Element placement data:
---

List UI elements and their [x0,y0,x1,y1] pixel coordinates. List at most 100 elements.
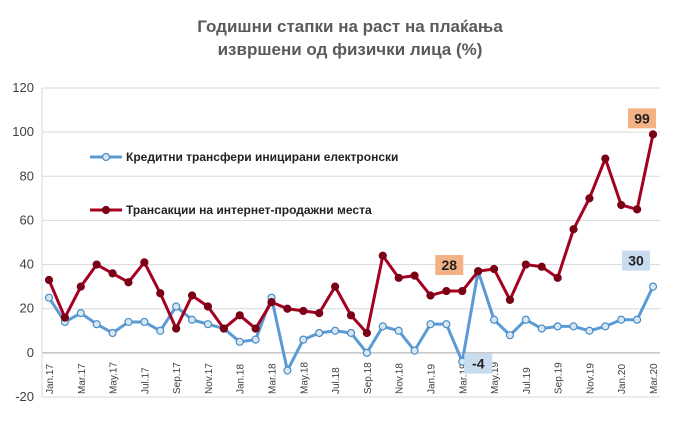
legend-label: Кредитни трансфери иницирани електронски [126,150,398,164]
data-point [315,309,324,318]
data-point [235,311,244,320]
data-label: 30 [622,250,650,271]
x-axis: Jan.17 Mar.17 May.17 Jul.17 Sep.17 Nov.17 Jan.… [45,362,660,394]
data-point [140,317,149,327]
data-point [489,264,499,274]
data-point [394,326,403,335]
x-tick-label: Mar.19 [458,363,469,394]
y-tick-label: 100 [12,124,34,139]
chart-title-line-1: Годишни стапки на раст на плаќања [197,17,503,36]
gridlines [42,87,660,398]
data-point [331,282,340,291]
data-point [346,311,356,320]
data-point [410,346,419,355]
x-tick-label: Mar.20 [649,363,660,394]
data-point [426,291,435,300]
data-point [633,315,642,324]
data-label: 28 [435,255,464,276]
data-point [458,286,467,296]
data-point [617,200,626,210]
data-point [92,320,101,329]
data-point [267,297,276,307]
data-point [394,273,403,282]
data-point [648,282,658,291]
x-tick-label: Jul.19 [522,367,533,394]
data-point [410,271,419,280]
x-tick-label: Sep.17 [172,362,183,394]
legend-entry-1: Кредитни трансфери иницирани електронски [90,150,398,164]
data-point [203,302,213,311]
data-label-text: 99 [634,110,650,126]
x-tick-label: Nov.18 [395,363,406,394]
data-point [633,205,642,214]
data-label-text: -4 [472,356,485,372]
data-point [553,322,562,331]
y-axis: -20 0 20 40 60 80 100 120 [12,80,43,404]
data-point [60,313,69,322]
data-point [648,130,658,139]
x-tick-label: Jul.17 [140,367,151,394]
data-label-box [622,250,650,271]
legend-entry-2: Трансакции на интернет-продажни места [90,203,372,217]
chart-title-line-2: извршени од физички лица (%) [218,40,483,59]
data-point [299,335,308,344]
data-point [251,324,260,333]
data-label: 99 [628,108,656,129]
legend-label: Трансакции на интернет-продажни места [126,203,372,217]
data-label-text: 30 [628,253,644,269]
data-point [553,273,562,282]
data-point [505,295,515,304]
data-point [187,315,197,324]
legend: Кредитни трансфери иницирани електронски… [90,150,398,217]
x-tick-label: Jan.17 [45,364,56,394]
data-point [378,251,387,260]
data-point [283,304,292,313]
data-point [76,309,85,318]
x-tick-label: Jul.18 [331,367,342,394]
x-tick-label: Sep.19 [554,362,565,394]
data-point [315,328,324,338]
data-point [601,322,610,331]
series-line [47,269,655,373]
legend-swatch-marker [101,205,111,215]
data-label-box [435,255,464,276]
legend-swatch-marker [101,152,111,162]
data-point [124,278,133,287]
data-point [442,320,451,329]
x-tick-label: Jan.20 [617,364,628,394]
x-tick-label: Jan.19 [426,364,437,394]
data-point [251,335,260,344]
x-tick-label: May.18 [299,362,310,394]
data-point [331,326,340,335]
y-tick-label: 0 [27,345,34,360]
data-point [585,194,594,203]
data-point [442,286,451,296]
annotations: -4 30 28 99 [435,108,656,374]
data-point [187,291,197,300]
data-point [585,326,594,335]
data-point [569,225,578,234]
x-tick-label: May.17 [109,362,120,394]
data-point [346,328,356,338]
data-point [283,366,292,375]
data-point [92,260,101,269]
data-point [537,262,546,271]
data-point [76,282,85,291]
y-tick-label: 120 [12,80,34,95]
series-layer [44,130,658,375]
x-tick-label: Nov.19 [585,363,596,394]
data-point [44,275,54,285]
data-point [44,293,54,302]
x-tick-label: Mar.18 [268,363,279,394]
data-point [156,289,165,298]
data-point [601,154,610,163]
data-point [156,326,165,335]
data-point [489,315,499,324]
series-2 [44,130,658,338]
data-point [378,322,387,331]
data-point [362,348,371,357]
data-point [108,328,117,338]
x-tick-label: Jan.18 [236,364,247,394]
data-point [140,258,149,267]
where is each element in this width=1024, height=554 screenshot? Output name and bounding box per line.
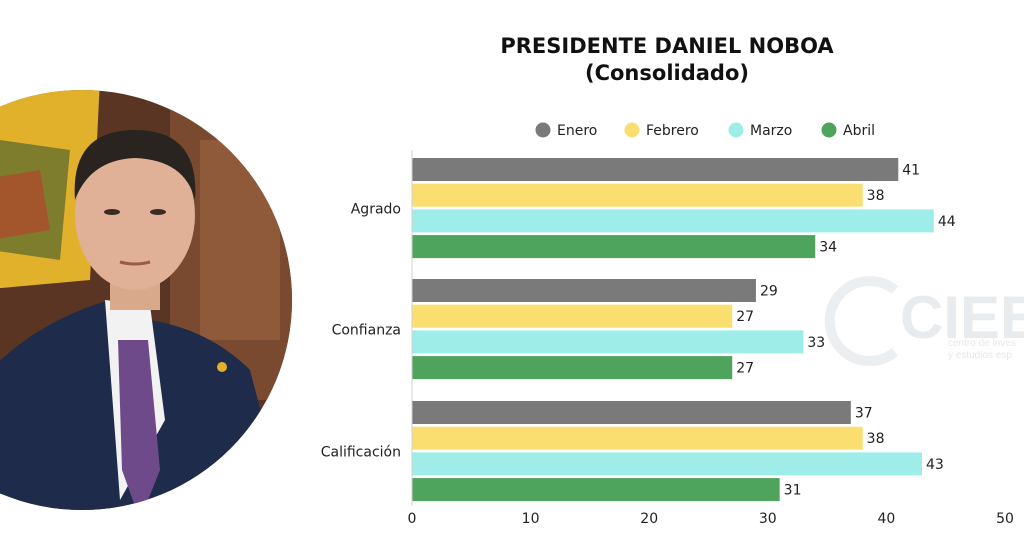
bar bbox=[412, 426, 863, 450]
watermark-line-2: y estudios esp bbox=[948, 350, 1012, 361]
legend-swatch-febrero bbox=[624, 122, 640, 138]
x-tick-label: 0 bbox=[408, 511, 417, 527]
bar bbox=[412, 235, 816, 259]
bar bbox=[412, 356, 733, 380]
data-label: 31 bbox=[784, 483, 802, 499]
data-label: 43 bbox=[926, 457, 944, 473]
data-label: 27 bbox=[736, 309, 754, 325]
data-label: 44 bbox=[938, 214, 956, 230]
legend-swatch-enero bbox=[535, 122, 551, 138]
legend-label-abril: Abril bbox=[843, 123, 875, 139]
x-tick-label: 50 bbox=[996, 511, 1014, 527]
data-label: 33 bbox=[807, 335, 825, 351]
bar bbox=[412, 209, 934, 233]
chart-title: PRESIDENTE DANIEL NOBOA bbox=[500, 34, 834, 58]
watermark: CIEE centro de inves y estudios esp bbox=[824, 276, 1024, 366]
x-tick-label: 20 bbox=[640, 511, 658, 527]
data-label: 41 bbox=[902, 163, 920, 179]
watermark-line-1: centro de inves bbox=[948, 338, 1016, 349]
x-tick-label: 30 bbox=[759, 511, 777, 527]
data-label: 38 bbox=[867, 431, 885, 447]
bar bbox=[412, 183, 863, 207]
legend-label-marzo: Marzo bbox=[750, 123, 792, 139]
bar bbox=[412, 478, 780, 502]
legend: Enero Febrero Marzo Abril bbox=[535, 122, 875, 139]
bar bbox=[412, 401, 851, 424]
bars-group: Agrado 41 38 44 34 Confianza 29 27 33 27 Calificac… bbox=[321, 150, 956, 506]
bar bbox=[412, 158, 899, 181]
data-label: 38 bbox=[867, 188, 885, 204]
data-label: 29 bbox=[760, 284, 778, 300]
bar bbox=[412, 279, 756, 302]
category-label: Calificación bbox=[321, 444, 401, 460]
legend-swatch-marzo bbox=[728, 122, 744, 138]
chart-subtitle: (Consolidado) bbox=[585, 61, 749, 85]
bar bbox=[412, 452, 922, 476]
legend-swatch-abril bbox=[821, 122, 837, 138]
bar bbox=[412, 304, 733, 328]
bar bbox=[412, 330, 804, 354]
x-tick-label: 10 bbox=[522, 511, 540, 527]
legend-label-febrero: Febrero bbox=[646, 123, 699, 139]
data-label: 34 bbox=[819, 240, 837, 256]
watermark-logo-text: CIEE bbox=[900, 284, 1024, 351]
x-tick-label: 40 bbox=[877, 511, 895, 527]
data-label: 27 bbox=[736, 361, 754, 377]
x-axis: 0 10 20 30 40 50 bbox=[408, 511, 1014, 527]
category-label: Confianza bbox=[332, 322, 401, 338]
data-label: 37 bbox=[855, 406, 873, 422]
category-label: Agrado bbox=[351, 201, 401, 217]
legend-label-enero: Enero bbox=[557, 123, 597, 139]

---

**Exercise description**
Reproduce every line of the listing above without changing anything, leaving out the pictures.

**Answer to the problem**
List UI elements and their [x0,y0,x1,y1] pixel coordinates. List at most 100 elements.
legend-label: Кредитни трансфери иницирани електронски [126,150,398,164]
data-point [315,309,324,318]
data-point [235,311,244,320]
data-label: 30 [622,250,650,271]
x-axis: Jan.17 Mar.17 May.17 Jul.17 Sep.17 Nov.17 Jan.… [45,362,660,394]
data-point [140,317,149,327]
data-point [489,264,499,274]
data-point [394,326,403,335]
x-tick-label: Mar.19 [458,363,469,394]
y-tick-label: 100 [12,124,34,139]
chart-title-line-1: Годишни стапки на раст на плаќања [197,17,503,36]
gridlines [42,87,660,398]
data-point [331,282,340,291]
data-point [346,311,356,320]
data-point [410,346,419,355]
x-tick-label: Mar.20 [649,363,660,394]
data-point [426,291,435,300]
data-point [633,315,642,324]
data-label: 28 [435,255,464,276]
data-point [458,286,467,296]
data-point [617,200,626,210]
data-point [92,320,101,329]
data-point [267,297,276,307]
data-point [394,273,403,282]
data-point [648,282,658,291]
x-tick-label: Jul.19 [522,367,533,394]
data-point [410,271,419,280]
x-tick-label: Sep.17 [172,362,183,394]
legend-entry-1: Кредитни трансфери иницирани електронски [90,150,398,164]
data-point [203,302,213,311]
data-label-text: 99 [634,110,650,126]
x-tick-label: Nov.18 [395,363,406,394]
data-point [633,205,642,214]
data-label-text: -4 [472,356,485,372]
data-point [553,322,562,331]
y-axis: -20 0 20 40 60 80 100 120 [12,80,43,404]
data-point [60,313,69,322]
data-point [648,130,658,139]
x-tick-label: Jul.17 [140,367,151,394]
data-label-box [622,250,650,271]
legend-entry-2: Трансакции на интернет-продажни места [90,203,372,217]
chart-title-line-2: извршени од физички лица (%) [218,40,483,59]
data-point [299,335,308,344]
data-point [251,324,260,333]
data-label: 99 [628,108,656,129]
legend-label: Трансакции на интернет-продажни места [126,203,372,217]
data-label-text: 30 [628,253,644,269]
data-point [553,273,562,282]
data-point [505,295,515,304]
data-point [187,315,197,324]
legend: Кредитни трансфери иницирани електронски… [90,150,398,217]
x-tick-label: Jan.17 [45,364,56,394]
data-point [378,251,387,260]
data-point [283,304,292,313]
data-point [76,309,85,318]
x-tick-label: Jul.18 [331,367,342,394]
x-tick-label: Sep.19 [554,362,565,394]
data-point [315,328,324,338]
data-point [601,322,610,331]
series-line [47,269,655,373]
legend-swatch-marker [101,205,111,215]
data-label-box [435,255,464,276]
legend-swatch-marker [101,152,111,162]
data-point [124,278,133,287]
data-point [442,320,451,329]
x-tick-label: Jan.20 [617,364,628,394]
x-tick-label: Jan.19 [426,364,437,394]
data-point [251,335,260,344]
x-tick-label: May.18 [299,362,310,394]
data-point [331,326,340,335]
y-tick-label: 0 [27,345,34,360]
data-point [585,194,594,203]
data-point [442,286,451,296]
annotations: -4 30 28 99 [435,108,656,374]
data-point [187,291,197,300]
data-point [585,326,594,335]
data-point [569,225,578,234]
x-tick-label: May.17 [109,362,120,394]
data-point [346,328,356,338]
data-point [283,366,292,375]
data-point [92,260,101,269]
data-point [537,262,546,271]
data-point [76,282,85,291]
y-tick-label: 120 [12,80,34,95]
series-layer [44,130,658,375]
x-tick-label: Nov.19 [585,363,596,394]
data-point [44,275,54,285]
data-point [44,293,54,302]
x-tick-label: Mar.18 [268,363,279,394]
data-point [156,289,165,298]
data-point [601,154,610,163]
data-point [156,326,165,335]
data-point [489,315,499,324]
series-2 [44,130,658,338]
data-point [378,322,387,331]
data-point [362,348,371,357]
data-point [108,328,117,338]
x-tick-label: Jan.18 [236,364,247,394]
data-point [140,258,149,267]
where is each element in this width=1024, height=554 screenshot? Output name and bounding box per line.
bar bbox=[412, 426, 863, 450]
watermark-line-2: y estudios esp bbox=[948, 350, 1012, 361]
legend-swatch-febrero bbox=[624, 122, 640, 138]
x-tick-label: 0 bbox=[408, 511, 417, 527]
bar bbox=[412, 235, 816, 259]
bar bbox=[412, 356, 733, 380]
data-label: 31 bbox=[784, 483, 802, 499]
data-label: 43 bbox=[926, 457, 944, 473]
data-label: 27 bbox=[736, 309, 754, 325]
data-label: 44 bbox=[938, 214, 956, 230]
legend-swatch-enero bbox=[535, 122, 551, 138]
legend-label-abril: Abril bbox=[843, 123, 875, 139]
x-tick-label: 50 bbox=[996, 511, 1014, 527]
data-label: 33 bbox=[807, 335, 825, 351]
bar bbox=[412, 209, 934, 233]
chart-title: PRESIDENTE DANIEL NOBOA bbox=[500, 34, 834, 58]
watermark: CIEE centro de inves y estudios esp bbox=[824, 276, 1024, 366]
x-tick-label: 20 bbox=[640, 511, 658, 527]
data-label: 41 bbox=[902, 163, 920, 179]
watermark-line-1: centro de inves bbox=[948, 338, 1016, 349]
x-tick-label: 30 bbox=[759, 511, 777, 527]
data-label: 38 bbox=[867, 431, 885, 447]
bar bbox=[412, 183, 863, 207]
legend-label-marzo: Marzo bbox=[750, 123, 792, 139]
bar bbox=[412, 478, 780, 502]
legend: Enero Febrero Marzo Abril bbox=[535, 122, 875, 139]
bar bbox=[412, 401, 851, 424]
bars-group: Agrado 41 38 44 34 Confianza 29 27 33 27 Calificac… bbox=[321, 150, 956, 506]
bar bbox=[412, 158, 899, 181]
data-label: 38 bbox=[867, 188, 885, 204]
data-label: 29 bbox=[760, 284, 778, 300]
bar bbox=[412, 279, 756, 302]
category-label: Calificación bbox=[321, 444, 401, 460]
legend-swatch-marzo bbox=[728, 122, 744, 138]
chart-subtitle: (Consolidado) bbox=[585, 61, 749, 85]
bar bbox=[412, 452, 922, 476]
legend-swatch-abril bbox=[821, 122, 837, 138]
bar bbox=[412, 304, 733, 328]
bar bbox=[412, 330, 804, 354]
x-tick-label: 10 bbox=[522, 511, 540, 527]
legend-label-febrero: Febrero bbox=[646, 123, 699, 139]
data-label: 34 bbox=[819, 240, 837, 256]
watermark-logo-text: CIEE bbox=[900, 284, 1024, 351]
x-tick-label: 40 bbox=[877, 511, 895, 527]
data-label: 27 bbox=[736, 361, 754, 377]
x-axis: 0 10 20 30 40 50 bbox=[408, 511, 1014, 527]
category-label: Confianza bbox=[332, 322, 401, 338]
data-label: 37 bbox=[855, 406, 873, 422]
category-label: Agrado bbox=[351, 201, 401, 217]
legend-label-enero: Enero bbox=[557, 123, 597, 139]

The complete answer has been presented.